(SHORT TASK):
Single out each line with the word "écran" and copy it.

━━ EXCERPTED DATA

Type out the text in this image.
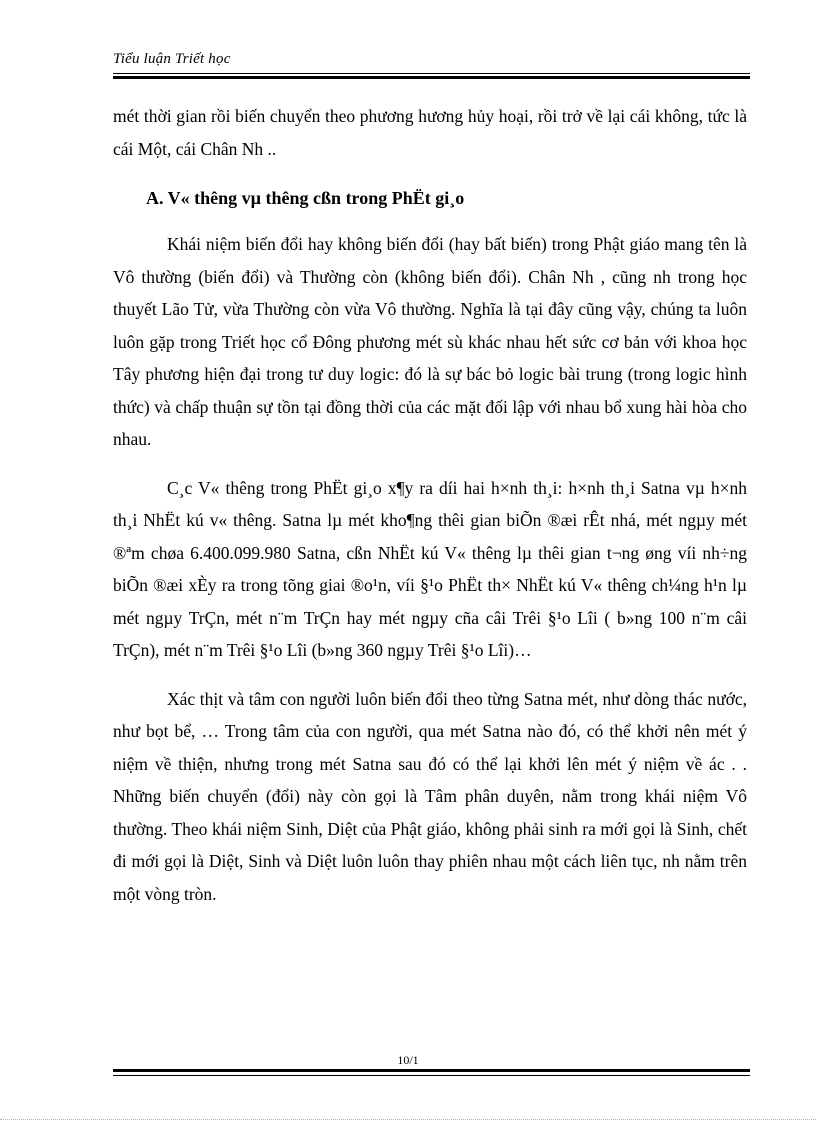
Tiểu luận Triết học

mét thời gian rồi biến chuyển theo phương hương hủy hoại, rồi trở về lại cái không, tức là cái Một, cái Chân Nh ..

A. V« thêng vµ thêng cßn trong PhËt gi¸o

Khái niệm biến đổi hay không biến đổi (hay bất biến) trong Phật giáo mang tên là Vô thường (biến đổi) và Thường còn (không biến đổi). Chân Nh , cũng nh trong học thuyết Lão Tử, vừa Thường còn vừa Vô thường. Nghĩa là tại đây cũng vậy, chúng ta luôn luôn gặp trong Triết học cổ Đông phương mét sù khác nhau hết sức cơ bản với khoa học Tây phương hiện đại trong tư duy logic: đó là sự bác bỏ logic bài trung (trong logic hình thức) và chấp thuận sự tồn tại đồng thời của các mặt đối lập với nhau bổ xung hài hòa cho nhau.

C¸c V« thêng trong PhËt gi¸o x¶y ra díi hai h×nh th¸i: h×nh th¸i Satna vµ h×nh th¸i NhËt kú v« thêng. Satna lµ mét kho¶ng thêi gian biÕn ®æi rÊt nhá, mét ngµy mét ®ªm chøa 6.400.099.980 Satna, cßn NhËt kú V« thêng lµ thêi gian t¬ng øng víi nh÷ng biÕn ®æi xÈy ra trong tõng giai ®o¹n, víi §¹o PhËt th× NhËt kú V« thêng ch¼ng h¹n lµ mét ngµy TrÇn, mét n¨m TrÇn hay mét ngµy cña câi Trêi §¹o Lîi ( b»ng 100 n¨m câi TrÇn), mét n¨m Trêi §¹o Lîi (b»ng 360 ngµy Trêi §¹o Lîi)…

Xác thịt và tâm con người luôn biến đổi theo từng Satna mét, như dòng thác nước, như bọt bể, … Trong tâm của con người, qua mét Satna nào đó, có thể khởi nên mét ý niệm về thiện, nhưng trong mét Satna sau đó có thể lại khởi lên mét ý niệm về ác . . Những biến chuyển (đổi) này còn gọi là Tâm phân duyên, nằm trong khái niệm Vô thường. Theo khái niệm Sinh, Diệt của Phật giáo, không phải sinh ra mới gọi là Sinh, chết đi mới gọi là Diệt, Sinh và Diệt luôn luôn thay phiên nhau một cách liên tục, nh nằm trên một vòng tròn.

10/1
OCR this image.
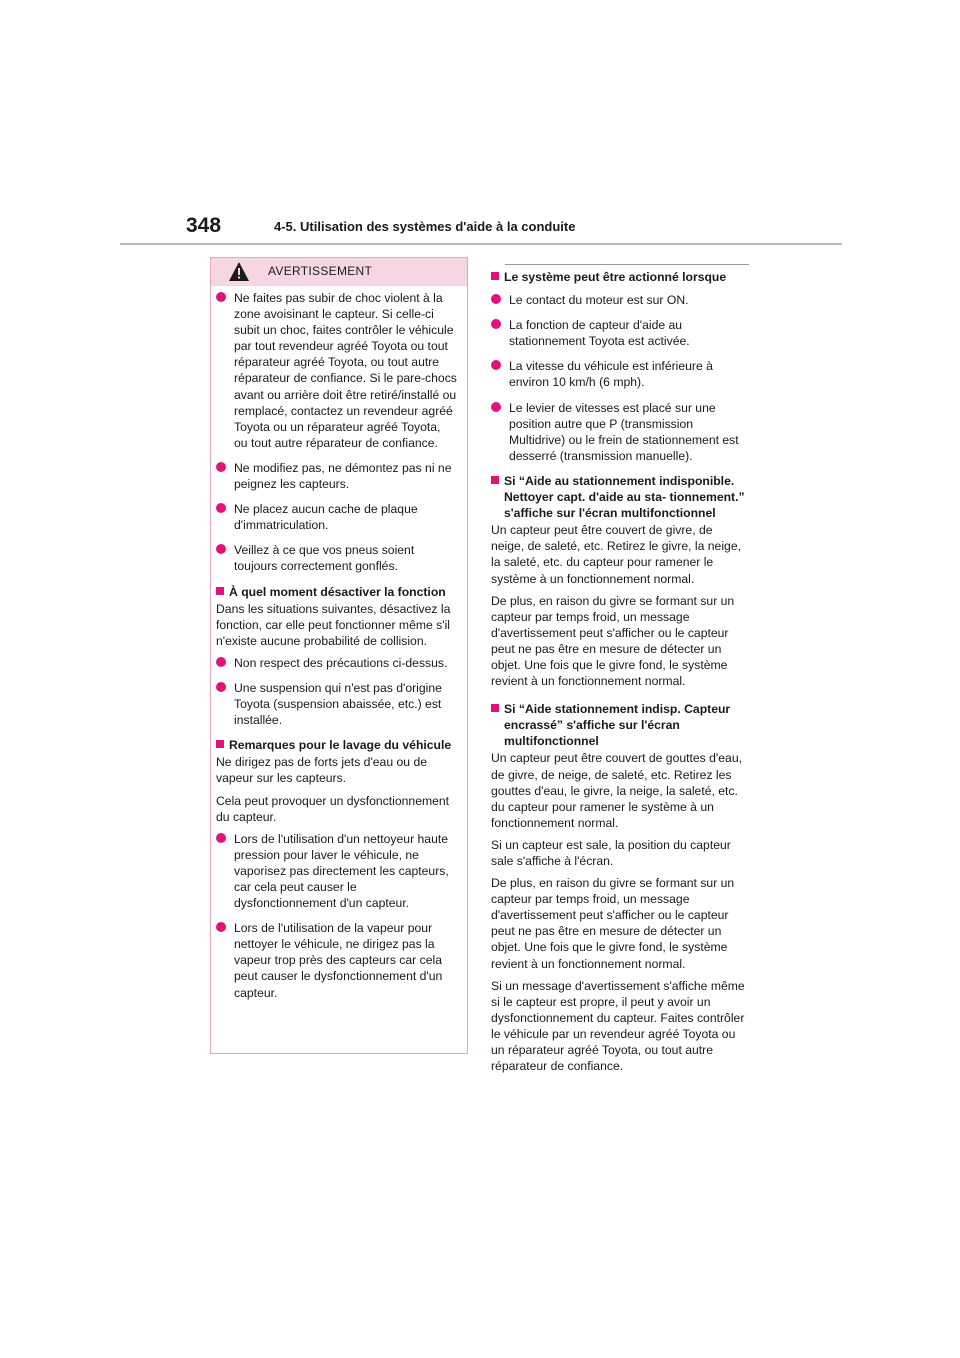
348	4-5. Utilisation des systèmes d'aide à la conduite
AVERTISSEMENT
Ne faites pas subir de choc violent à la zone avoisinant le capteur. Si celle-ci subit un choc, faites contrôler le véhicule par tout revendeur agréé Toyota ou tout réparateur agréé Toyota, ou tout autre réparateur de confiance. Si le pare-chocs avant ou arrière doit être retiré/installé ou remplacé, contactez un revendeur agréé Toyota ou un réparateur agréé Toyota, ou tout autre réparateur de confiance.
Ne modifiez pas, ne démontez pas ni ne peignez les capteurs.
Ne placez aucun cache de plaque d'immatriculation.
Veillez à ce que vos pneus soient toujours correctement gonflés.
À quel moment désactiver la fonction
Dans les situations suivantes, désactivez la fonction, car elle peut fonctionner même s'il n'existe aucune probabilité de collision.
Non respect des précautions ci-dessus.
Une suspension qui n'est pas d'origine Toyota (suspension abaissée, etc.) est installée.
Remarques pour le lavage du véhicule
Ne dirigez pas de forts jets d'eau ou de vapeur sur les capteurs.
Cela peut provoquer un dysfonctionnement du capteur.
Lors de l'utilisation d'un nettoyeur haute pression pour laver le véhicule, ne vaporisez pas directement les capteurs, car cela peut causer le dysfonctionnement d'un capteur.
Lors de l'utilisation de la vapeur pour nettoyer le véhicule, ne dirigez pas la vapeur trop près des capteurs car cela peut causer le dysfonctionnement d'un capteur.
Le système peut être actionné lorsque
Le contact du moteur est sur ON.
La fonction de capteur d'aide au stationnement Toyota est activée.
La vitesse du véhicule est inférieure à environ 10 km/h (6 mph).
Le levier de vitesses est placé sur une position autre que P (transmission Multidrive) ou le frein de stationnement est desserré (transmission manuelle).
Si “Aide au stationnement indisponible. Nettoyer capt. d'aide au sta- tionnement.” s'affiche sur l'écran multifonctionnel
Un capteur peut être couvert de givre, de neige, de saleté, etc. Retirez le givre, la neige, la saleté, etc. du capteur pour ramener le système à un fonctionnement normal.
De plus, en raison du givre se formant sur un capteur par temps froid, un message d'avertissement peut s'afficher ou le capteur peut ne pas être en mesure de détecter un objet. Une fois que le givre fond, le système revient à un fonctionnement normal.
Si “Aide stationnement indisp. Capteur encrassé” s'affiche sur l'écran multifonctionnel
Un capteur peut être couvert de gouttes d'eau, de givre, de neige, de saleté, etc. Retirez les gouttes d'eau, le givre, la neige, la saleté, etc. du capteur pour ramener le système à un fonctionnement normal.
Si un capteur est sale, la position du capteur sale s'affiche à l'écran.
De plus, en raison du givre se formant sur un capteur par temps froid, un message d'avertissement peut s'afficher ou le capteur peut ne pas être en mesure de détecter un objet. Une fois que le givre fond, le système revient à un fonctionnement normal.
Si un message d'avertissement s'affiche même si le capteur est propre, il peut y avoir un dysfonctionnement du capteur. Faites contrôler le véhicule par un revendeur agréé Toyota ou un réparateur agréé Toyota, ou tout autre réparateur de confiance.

━━━━

(SOLVED EXERCISE):
Si “Aide au stationnement indisponible. Nettoyer capt. d'aide au sta- tionnement.” s'affiche sur l'écran multifonctionnel
Si “Aide stationnement indisp. Capteur encrassé” s'affiche sur l'écran multifonctionnel
Si un capteur est sale, la position du capteur sale s'affiche à l'écran.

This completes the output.